In the records that follow, show each line where the word "document" is present.

Input

════════

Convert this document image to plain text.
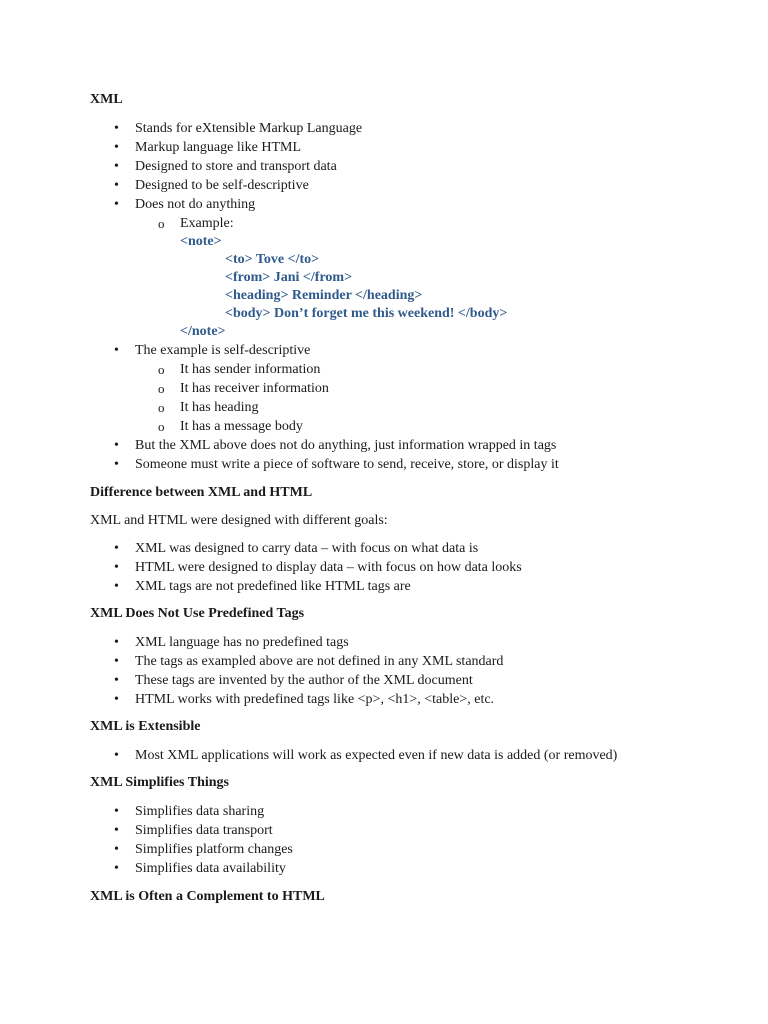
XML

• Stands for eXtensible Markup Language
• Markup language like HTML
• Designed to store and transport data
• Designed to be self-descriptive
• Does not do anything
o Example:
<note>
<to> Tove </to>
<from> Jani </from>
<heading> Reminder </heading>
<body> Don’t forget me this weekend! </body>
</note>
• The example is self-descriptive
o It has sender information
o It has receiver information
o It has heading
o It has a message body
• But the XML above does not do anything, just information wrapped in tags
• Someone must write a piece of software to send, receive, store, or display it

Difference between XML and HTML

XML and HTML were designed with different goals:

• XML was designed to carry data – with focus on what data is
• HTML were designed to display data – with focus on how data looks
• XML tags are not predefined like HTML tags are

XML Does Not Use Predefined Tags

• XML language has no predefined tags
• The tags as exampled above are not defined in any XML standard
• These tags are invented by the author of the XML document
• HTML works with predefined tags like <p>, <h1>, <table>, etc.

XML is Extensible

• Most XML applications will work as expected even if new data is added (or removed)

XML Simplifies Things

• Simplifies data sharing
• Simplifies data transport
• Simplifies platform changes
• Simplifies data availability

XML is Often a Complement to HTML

════════

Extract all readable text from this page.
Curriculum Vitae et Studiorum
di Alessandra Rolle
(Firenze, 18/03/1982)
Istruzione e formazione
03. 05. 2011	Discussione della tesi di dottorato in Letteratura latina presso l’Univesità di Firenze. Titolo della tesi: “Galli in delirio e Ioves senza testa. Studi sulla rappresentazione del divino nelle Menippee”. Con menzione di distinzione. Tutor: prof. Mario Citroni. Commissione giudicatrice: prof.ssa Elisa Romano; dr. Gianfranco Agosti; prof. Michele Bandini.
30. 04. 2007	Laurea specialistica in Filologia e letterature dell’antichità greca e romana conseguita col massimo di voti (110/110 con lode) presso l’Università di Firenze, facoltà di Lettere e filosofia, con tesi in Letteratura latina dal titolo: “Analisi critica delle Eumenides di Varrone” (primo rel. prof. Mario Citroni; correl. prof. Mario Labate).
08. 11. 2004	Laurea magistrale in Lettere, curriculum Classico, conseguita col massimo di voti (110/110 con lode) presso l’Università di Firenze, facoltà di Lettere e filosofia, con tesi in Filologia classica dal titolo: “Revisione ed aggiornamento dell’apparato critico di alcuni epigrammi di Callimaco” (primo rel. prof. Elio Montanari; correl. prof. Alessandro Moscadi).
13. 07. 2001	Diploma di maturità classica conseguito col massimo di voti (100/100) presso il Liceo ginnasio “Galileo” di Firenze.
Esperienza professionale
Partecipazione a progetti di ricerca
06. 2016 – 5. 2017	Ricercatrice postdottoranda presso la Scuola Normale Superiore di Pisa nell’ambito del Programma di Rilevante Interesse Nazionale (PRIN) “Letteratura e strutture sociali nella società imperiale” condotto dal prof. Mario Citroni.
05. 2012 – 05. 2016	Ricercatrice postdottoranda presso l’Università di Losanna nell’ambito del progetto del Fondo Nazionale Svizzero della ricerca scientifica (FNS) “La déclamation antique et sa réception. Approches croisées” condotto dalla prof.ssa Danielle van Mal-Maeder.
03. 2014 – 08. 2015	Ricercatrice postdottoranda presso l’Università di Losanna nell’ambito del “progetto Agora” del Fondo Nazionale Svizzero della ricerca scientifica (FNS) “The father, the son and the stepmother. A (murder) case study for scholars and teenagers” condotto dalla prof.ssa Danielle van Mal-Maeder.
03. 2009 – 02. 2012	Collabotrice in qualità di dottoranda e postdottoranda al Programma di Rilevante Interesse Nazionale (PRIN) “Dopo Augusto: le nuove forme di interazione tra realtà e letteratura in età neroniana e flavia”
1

════════

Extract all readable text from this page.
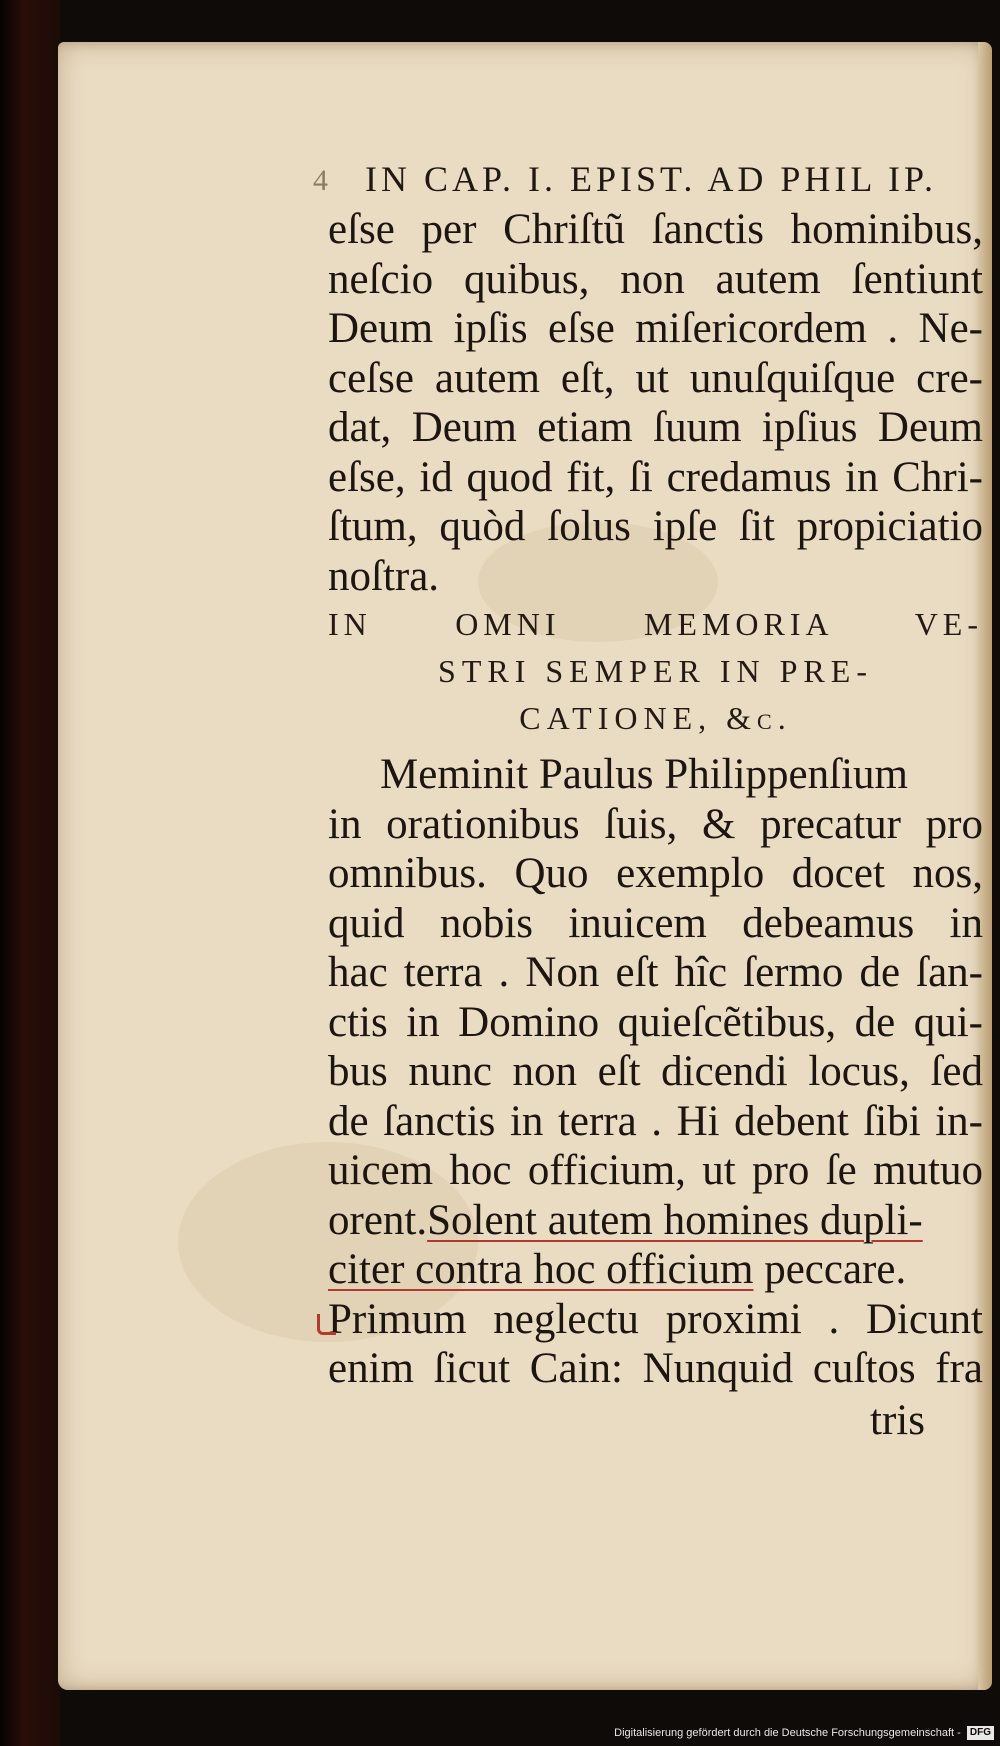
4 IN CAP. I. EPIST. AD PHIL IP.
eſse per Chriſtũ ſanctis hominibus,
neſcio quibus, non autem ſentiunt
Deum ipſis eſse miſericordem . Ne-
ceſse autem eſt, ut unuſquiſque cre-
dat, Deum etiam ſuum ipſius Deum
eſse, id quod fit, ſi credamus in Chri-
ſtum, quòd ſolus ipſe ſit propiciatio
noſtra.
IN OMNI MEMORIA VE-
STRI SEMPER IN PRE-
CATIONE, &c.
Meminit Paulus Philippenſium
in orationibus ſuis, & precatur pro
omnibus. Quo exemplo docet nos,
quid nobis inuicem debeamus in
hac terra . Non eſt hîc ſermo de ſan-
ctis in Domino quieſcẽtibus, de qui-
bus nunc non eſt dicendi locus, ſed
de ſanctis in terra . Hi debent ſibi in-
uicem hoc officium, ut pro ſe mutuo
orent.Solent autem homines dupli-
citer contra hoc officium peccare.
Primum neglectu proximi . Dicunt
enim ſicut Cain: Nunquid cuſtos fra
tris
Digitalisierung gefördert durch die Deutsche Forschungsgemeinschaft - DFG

════════

Exercise answer
Convert this document image to plain text.
• These tags are invented by the author of the XML document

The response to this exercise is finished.